Lines containing the string "with" are to be counted; report the number and nothing more.

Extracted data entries
--- BEGIN ---
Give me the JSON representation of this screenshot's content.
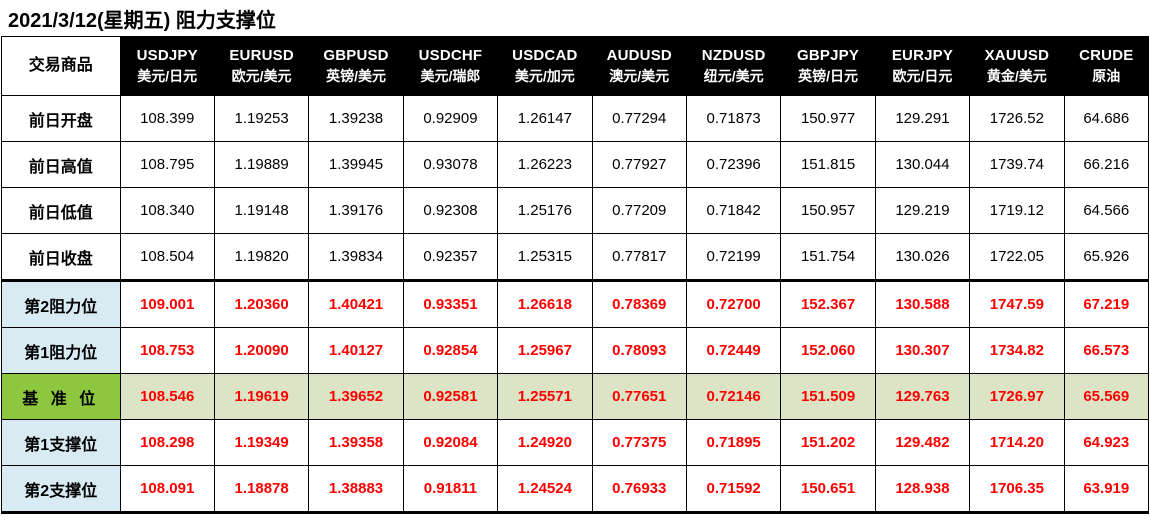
{
  "title": "2021/3/12(星期五)  阻力支撑位",
  "table": {
    "corner_label": "交易商品",
    "columns": [
      {
        "pair": "USDJPY",
        "cn": "美元/日元"
      },
      {
        "pair": "EURUSD",
        "cn": "欧元/美元"
      },
      {
        "pair": "GBPUSD",
        "cn": "英镑/美元"
      },
      {
        "pair": "USDCHF",
        "cn": "美元/瑞郎"
      },
      {
        "pair": "USDCAD",
        "cn": "美元/加元"
      },
      {
        "pair": "AUDUSD",
        "cn": "澳元/美元"
      },
      {
        "pair": "NZDUSD",
        "cn": "纽元/美元"
      },
      {
        "pair": "GBPJPY",
        "cn": "英镑/日元"
      },
      {
        "pair": "EURJPY",
        "cn": "欧元/日元"
      },
      {
        "pair": "XAUUSD",
        "cn": "黄金/美元"
      },
      {
        "pair": "CRUDE",
        "cn": "原油"
      }
    ],
    "rows": [
      {
        "label": "前日开盘",
        "style": "plain",
        "values": [
          "108.399",
          "1.19253",
          "1.39238",
          "0.92909",
          "1.26147",
          "0.77294",
          "0.71873",
          "150.977",
          "129.291",
          "1726.52",
          "64.686"
        ]
      },
      {
        "label": "前日高值",
        "style": "plain",
        "values": [
          "108.795",
          "1.19889",
          "1.39945",
          "0.93078",
          "1.26223",
          "0.77927",
          "0.72396",
          "151.815",
          "130.044",
          "1739.74",
          "66.216"
        ]
      },
      {
        "label": "前日低值",
        "style": "plain",
        "values": [
          "108.340",
          "1.19148",
          "1.39176",
          "0.92308",
          "1.25176",
          "0.77209",
          "0.71842",
          "150.957",
          "129.219",
          "1719.12",
          "64.566"
        ]
      },
      {
        "label": "前日收盘",
        "style": "plain-last",
        "values": [
          "108.504",
          "1.19820",
          "1.39834",
          "0.92357",
          "1.25315",
          "0.77817",
          "0.72199",
          "151.754",
          "130.026",
          "1722.05",
          "65.926"
        ]
      },
      {
        "label": "第2阻力位",
        "style": "pivot",
        "values": [
          "109.001",
          "1.20360",
          "1.40421",
          "0.93351",
          "1.26618",
          "0.78369",
          "0.72700",
          "152.367",
          "130.588",
          "1747.59",
          "67.219"
        ]
      },
      {
        "label": "第1阻力位",
        "style": "pivot",
        "values": [
          "108.753",
          "1.20090",
          "1.40127",
          "0.92854",
          "1.25967",
          "0.78093",
          "0.72449",
          "152.060",
          "130.307",
          "1734.82",
          "66.573"
        ]
      },
      {
        "label": "基 准 位",
        "style": "base",
        "values": [
          "108.546",
          "1.19619",
          "1.39652",
          "0.92581",
          "1.25571",
          "0.77651",
          "0.72146",
          "151.509",
          "129.763",
          "1726.97",
          "65.569"
        ]
      },
      {
        "label": "第1支撑位",
        "style": "pivot",
        "values": [
          "108.298",
          "1.19349",
          "1.39358",
          "0.92084",
          "1.24920",
          "0.77375",
          "0.71895",
          "151.202",
          "129.482",
          "1714.20",
          "64.923"
        ]
      },
      {
        "label": "第2支撑位",
        "style": "pivot-last",
        "values": [
          "108.091",
          "1.18878",
          "1.38883",
          "0.91811",
          "1.24524",
          "0.76933",
          "0.71592",
          "150.651",
          "128.938",
          "1706.35",
          "63.919"
        ]
      }
    ]
  },
  "colors": {
    "header_bg": "#000000",
    "header_text": "#ffffff",
    "pivot_text": "#ff0000",
    "label_blue": "#d8eaf2",
    "baseline_label_green": "#8dc63f",
    "baseline_cell_green": "#dde4c5",
    "grid": "#000000"
  }
}
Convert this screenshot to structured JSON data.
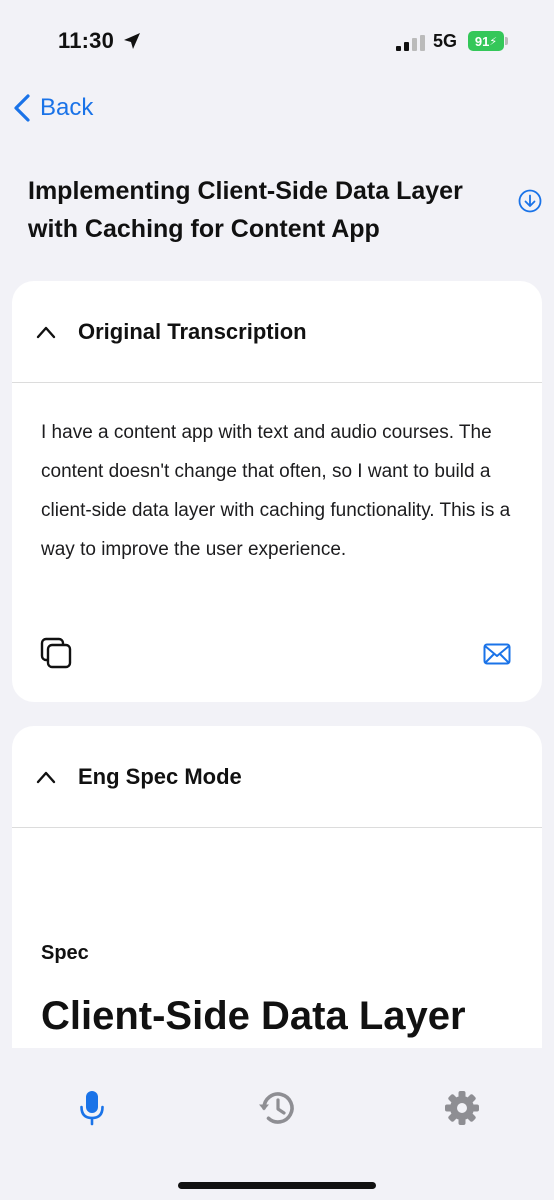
{
  "status_bar": {
    "time": "11:30",
    "network": "5G",
    "battery": "91"
  },
  "nav": {
    "back_label": "Back"
  },
  "page": {
    "title": "Implementing Client-Side Data Layer with Caching for Content App"
  },
  "transcription_card": {
    "title": "Original Transcription",
    "text": "I have a content app with text and audio courses. The content doesn't change that often, so I want to build a client-side data layer with caching functionality. This is a way to improve the user experience."
  },
  "spec_card": {
    "title": "Eng Spec Mode",
    "label": "Spec",
    "heading": "Client-Side Data Layer"
  },
  "tab_bar": {
    "tabs": [
      {
        "icon": "microphone-icon",
        "active": true
      },
      {
        "icon": "history-icon",
        "active": false
      },
      {
        "icon": "gear-icon",
        "active": false
      }
    ]
  },
  "colors": {
    "accent": "#1a73e8",
    "battery": "#34c759",
    "background": "#f2f2f7",
    "inactive_icon": "#8e8e93"
  }
}
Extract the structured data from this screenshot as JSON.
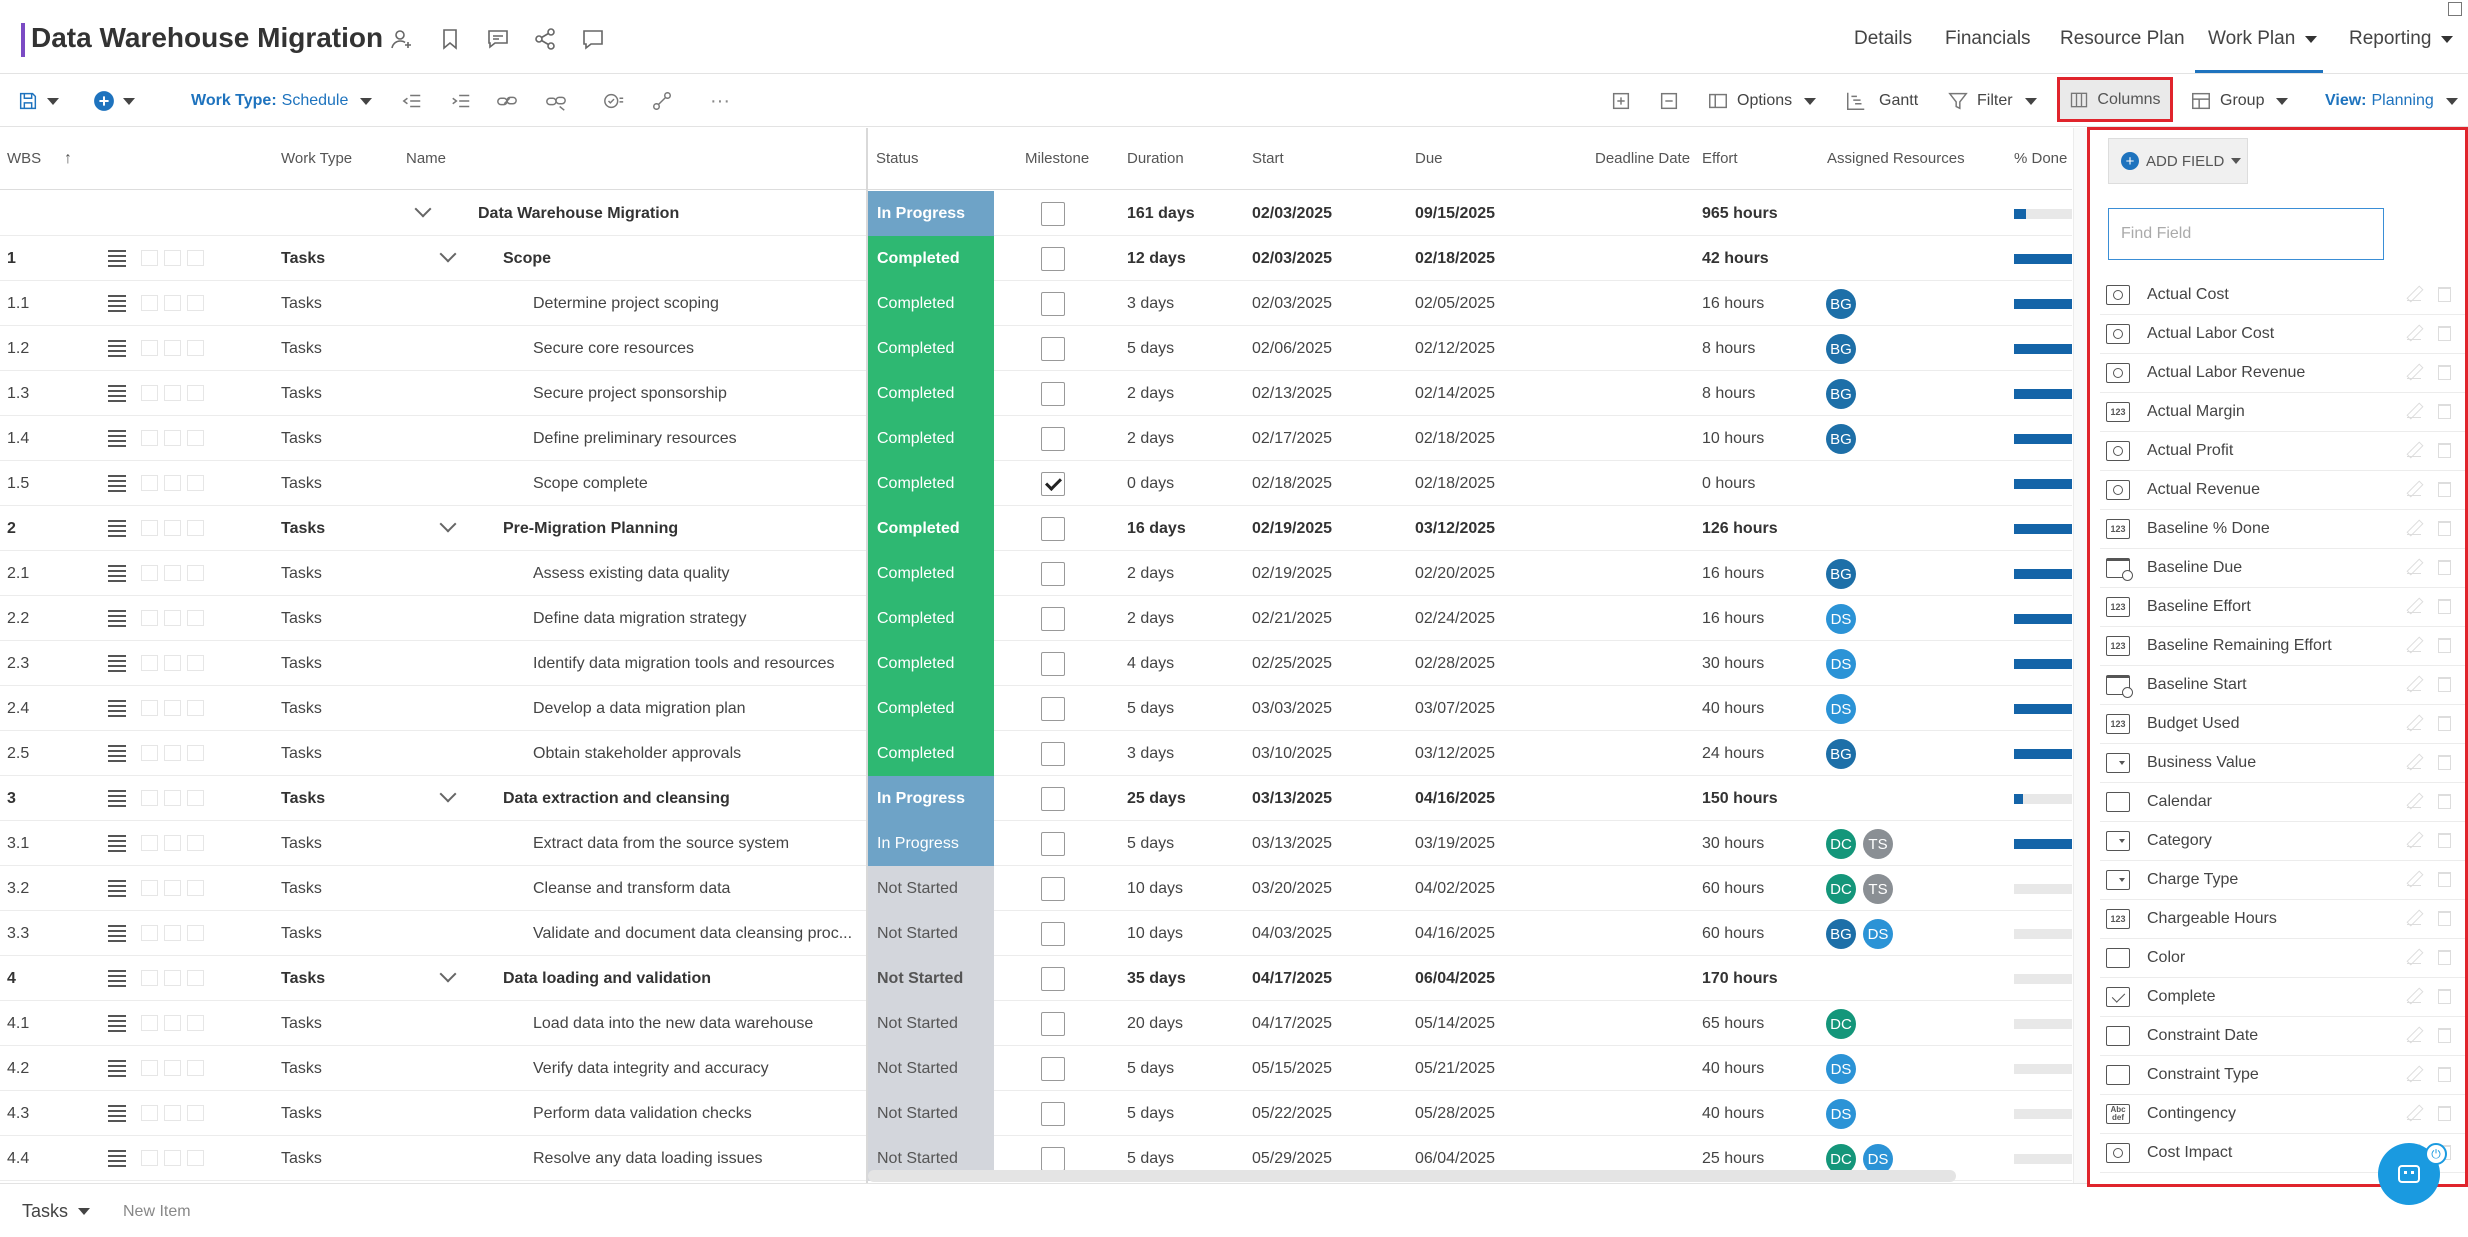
{
  "header": {
    "title": "Data Warehouse Migration",
    "nav": [
      {
        "label": "Details",
        "dropdown": false
      },
      {
        "label": "Financials",
        "dropdown": false
      },
      {
        "label": "Resource Plan",
        "dropdown": false
      },
      {
        "label": "Work Plan",
        "dropdown": true,
        "active": true
      },
      {
        "label": "Reporting",
        "dropdown": true
      }
    ],
    "accent_color": "#7b4bc4"
  },
  "toolbar": {
    "work_type_label": "Work Type:",
    "work_type_value": "Schedule",
    "options_label": "Options",
    "gantt_label": "Gantt",
    "filter_label": "Filter",
    "columns_label": "Columns",
    "group_label": "Group",
    "view_label": "View:",
    "view_value": "Planning",
    "more": "···"
  },
  "grid": {
    "headers": {
      "wbs": "WBS",
      "work_type": "Work Type",
      "name": "Name",
      "status": "Status",
      "milestone": "Milestone",
      "duration": "Duration",
      "start": "Start",
      "due": "Due",
      "deadline": "Deadline Date",
      "effort": "Effort",
      "resources": "Assigned Resources",
      "pct_done": "% Done"
    },
    "status_colors": {
      "In Progress": "#6ea3c7",
      "Completed": "#2eb872",
      "Not Started": "#d3d6dc"
    },
    "rows": [
      {
        "wbs": "",
        "type": "",
        "name": "Data Warehouse Migration",
        "level": 0,
        "summary": true,
        "status": "In Progress",
        "milestone": false,
        "duration": "161 days",
        "start": "02/03/2025",
        "due": "09/15/2025",
        "effort": "965 hours",
        "resources": [],
        "pct": 0.2
      },
      {
        "wbs": "1",
        "type": "Tasks",
        "name": "Scope",
        "level": 1,
        "summary": true,
        "status": "Completed",
        "milestone": false,
        "duration": "12 days",
        "start": "02/03/2025",
        "due": "02/18/2025",
        "effort": "42 hours",
        "resources": [],
        "pct": 1
      },
      {
        "wbs": "1.1",
        "type": "Tasks",
        "name": "Determine project scoping",
        "level": 2,
        "summary": false,
        "status": "Completed",
        "milestone": false,
        "duration": "3 days",
        "start": "02/03/2025",
        "due": "02/05/2025",
        "effort": "16 hours",
        "resources": [
          "BG"
        ],
        "pct": 1
      },
      {
        "wbs": "1.2",
        "type": "Tasks",
        "name": "Secure core resources",
        "level": 2,
        "summary": false,
        "status": "Completed",
        "milestone": false,
        "duration": "5 days",
        "start": "02/06/2025",
        "due": "02/12/2025",
        "effort": "8 hours",
        "resources": [
          "BG"
        ],
        "pct": 1
      },
      {
        "wbs": "1.3",
        "type": "Tasks",
        "name": "Secure project sponsorship",
        "level": 2,
        "summary": false,
        "status": "Completed",
        "milestone": false,
        "duration": "2 days",
        "start": "02/13/2025",
        "due": "02/14/2025",
        "effort": "8 hours",
        "resources": [
          "BG"
        ],
        "pct": 1
      },
      {
        "wbs": "1.4",
        "type": "Tasks",
        "name": "Define preliminary resources",
        "level": 2,
        "summary": false,
        "status": "Completed",
        "milestone": false,
        "duration": "2 days",
        "start": "02/17/2025",
        "due": "02/18/2025",
        "effort": "10 hours",
        "resources": [
          "BG"
        ],
        "pct": 1
      },
      {
        "wbs": "1.5",
        "type": "Tasks",
        "name": "Scope complete",
        "level": 2,
        "summary": false,
        "status": "Completed",
        "milestone": true,
        "duration": "0 days",
        "start": "02/18/2025",
        "due": "02/18/2025",
        "effort": "0 hours",
        "resources": [],
        "pct": 1
      },
      {
        "wbs": "2",
        "type": "Tasks",
        "name": "Pre-Migration Planning",
        "level": 1,
        "summary": true,
        "status": "Completed",
        "milestone": false,
        "duration": "16 days",
        "start": "02/19/2025",
        "due": "03/12/2025",
        "effort": "126 hours",
        "resources": [],
        "pct": 1
      },
      {
        "wbs": "2.1",
        "type": "Tasks",
        "name": "Assess existing data quality",
        "level": 2,
        "summary": false,
        "status": "Completed",
        "milestone": false,
        "duration": "2 days",
        "start": "02/19/2025",
        "due": "02/20/2025",
        "effort": "16 hours",
        "resources": [
          "BG"
        ],
        "pct": 1
      },
      {
        "wbs": "2.2",
        "type": "Tasks",
        "name": "Define data migration strategy",
        "level": 2,
        "summary": false,
        "status": "Completed",
        "milestone": false,
        "duration": "2 days",
        "start": "02/21/2025",
        "due": "02/24/2025",
        "effort": "16 hours",
        "resources": [
          "DS"
        ],
        "pct": 1
      },
      {
        "wbs": "2.3",
        "type": "Tasks",
        "name": "Identify data migration tools and resources",
        "level": 2,
        "summary": false,
        "status": "Completed",
        "milestone": false,
        "duration": "4 days",
        "start": "02/25/2025",
        "due": "02/28/2025",
        "effort": "30 hours",
        "resources": [
          "DS"
        ],
        "pct": 1
      },
      {
        "wbs": "2.4",
        "type": "Tasks",
        "name": "Develop a data migration plan",
        "level": 2,
        "summary": false,
        "status": "Completed",
        "milestone": false,
        "duration": "5 days",
        "start": "03/03/2025",
        "due": "03/07/2025",
        "effort": "40 hours",
        "resources": [
          "DS"
        ],
        "pct": 1
      },
      {
        "wbs": "2.5",
        "type": "Tasks",
        "name": "Obtain stakeholder approvals",
        "level": 2,
        "summary": false,
        "status": "Completed",
        "milestone": false,
        "duration": "3 days",
        "start": "03/10/2025",
        "due": "03/12/2025",
        "effort": "24 hours",
        "resources": [
          "BG"
        ],
        "pct": 1
      },
      {
        "wbs": "3",
        "type": "Tasks",
        "name": "Data extraction and cleansing",
        "level": 1,
        "summary": true,
        "status": "In Progress",
        "milestone": false,
        "duration": "25 days",
        "start": "03/13/2025",
        "due": "04/16/2025",
        "effort": "150 hours",
        "resources": [],
        "pct": 0.15
      },
      {
        "wbs": "3.1",
        "type": "Tasks",
        "name": "Extract data from the source system",
        "level": 2,
        "summary": false,
        "status": "In Progress",
        "milestone": false,
        "duration": "5 days",
        "start": "03/13/2025",
        "due": "03/19/2025",
        "effort": "30 hours",
        "resources": [
          "DC",
          "TS"
        ],
        "pct": 1
      },
      {
        "wbs": "3.2",
        "type": "Tasks",
        "name": "Cleanse and transform data",
        "level": 2,
        "summary": false,
        "status": "Not Started",
        "milestone": false,
        "duration": "10 days",
        "start": "03/20/2025",
        "due": "04/02/2025",
        "effort": "60 hours",
        "resources": [
          "DC",
          "TS"
        ],
        "pct": 0
      },
      {
        "wbs": "3.3",
        "type": "Tasks",
        "name": "Validate and document data cleansing proc...",
        "level": 2,
        "summary": false,
        "status": "Not Started",
        "milestone": false,
        "duration": "10 days",
        "start": "04/03/2025",
        "due": "04/16/2025",
        "effort": "60 hours",
        "resources": [
          "BG",
          "DS"
        ],
        "pct": 0
      },
      {
        "wbs": "4",
        "type": "Tasks",
        "name": "Data loading and validation",
        "level": 1,
        "summary": true,
        "status": "Not Started",
        "milestone": false,
        "duration": "35 days",
        "start": "04/17/2025",
        "due": "06/04/2025",
        "effort": "170 hours",
        "resources": [],
        "pct": 0
      },
      {
        "wbs": "4.1",
        "type": "Tasks",
        "name": "Load data into the new data warehouse",
        "level": 2,
        "summary": false,
        "status": "Not Started",
        "milestone": false,
        "duration": "20 days",
        "start": "04/17/2025",
        "due": "05/14/2025",
        "effort": "65 hours",
        "resources": [
          "DC"
        ],
        "pct": 0
      },
      {
        "wbs": "4.2",
        "type": "Tasks",
        "name": "Verify data integrity and accuracy",
        "level": 2,
        "summary": false,
        "status": "Not Started",
        "milestone": false,
        "duration": "5 days",
        "start": "05/15/2025",
        "due": "05/21/2025",
        "effort": "40 hours",
        "resources": [
          "DS"
        ],
        "pct": 0
      },
      {
        "wbs": "4.3",
        "type": "Tasks",
        "name": "Perform data validation checks",
        "level": 2,
        "summary": false,
        "status": "Not Started",
        "milestone": false,
        "duration": "5 days",
        "start": "05/22/2025",
        "due": "05/28/2025",
        "effort": "40 hours",
        "resources": [
          "DS"
        ],
        "pct": 0
      },
      {
        "wbs": "4.4",
        "type": "Tasks",
        "name": "Resolve any data loading issues",
        "level": 2,
        "summary": false,
        "status": "Not Started",
        "milestone": false,
        "duration": "5 days",
        "start": "05/29/2025",
        "due": "06/04/2025",
        "effort": "25 hours",
        "resources": [
          "DC",
          "DS"
        ],
        "pct": 0
      }
    ],
    "avatar_colors": {
      "BG": "#1d6fa8",
      "DS": "#2b93d6",
      "DC": "#14967a",
      "TS": "#8a8f94"
    }
  },
  "footer": {
    "tasks_label": "Tasks",
    "new_item_placeholder": "New Item"
  },
  "columns_panel": {
    "add_field_label": "ADD FIELD",
    "find_placeholder": "Find Field",
    "fields": [
      {
        "name": "Actual Cost",
        "icon": "money-icon"
      },
      {
        "name": "Actual Labor Cost",
        "icon": "money-icon"
      },
      {
        "name": "Actual Labor Revenue",
        "icon": "money-icon"
      },
      {
        "name": "Actual Margin",
        "icon": "number-icon"
      },
      {
        "name": "Actual Profit",
        "icon": "money-icon"
      },
      {
        "name": "Actual Revenue",
        "icon": "money-icon"
      },
      {
        "name": "Baseline % Done",
        "icon": "number-icon"
      },
      {
        "name": "Baseline Due",
        "icon": "date-icon"
      },
      {
        "name": "Baseline Effort",
        "icon": "number-icon"
      },
      {
        "name": "Baseline Remaining Effort",
        "icon": "number-icon"
      },
      {
        "name": "Baseline Start",
        "icon": "date-icon"
      },
      {
        "name": "Budget Used",
        "icon": "number-icon"
      },
      {
        "name": "Business Value",
        "icon": "dropdown-icon"
      },
      {
        "name": "Calendar",
        "icon": "blank-icon"
      },
      {
        "name": "Category",
        "icon": "dropdown-icon"
      },
      {
        "name": "Charge Type",
        "icon": "dropdown-icon"
      },
      {
        "name": "Chargeable Hours",
        "icon": "number-icon"
      },
      {
        "name": "Color",
        "icon": "blank-icon"
      },
      {
        "name": "Complete",
        "icon": "checkbox-icon"
      },
      {
        "name": "Constraint Date",
        "icon": "blank-icon"
      },
      {
        "name": "Constraint Type",
        "icon": "blank-icon"
      },
      {
        "name": "Contingency",
        "icon": "text-icon"
      },
      {
        "name": "Cost Impact",
        "icon": "money-icon"
      }
    ],
    "number_icon_text": "123",
    "text_icon_text": "Abc def"
  }
}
--- END ---
- Complete response:
2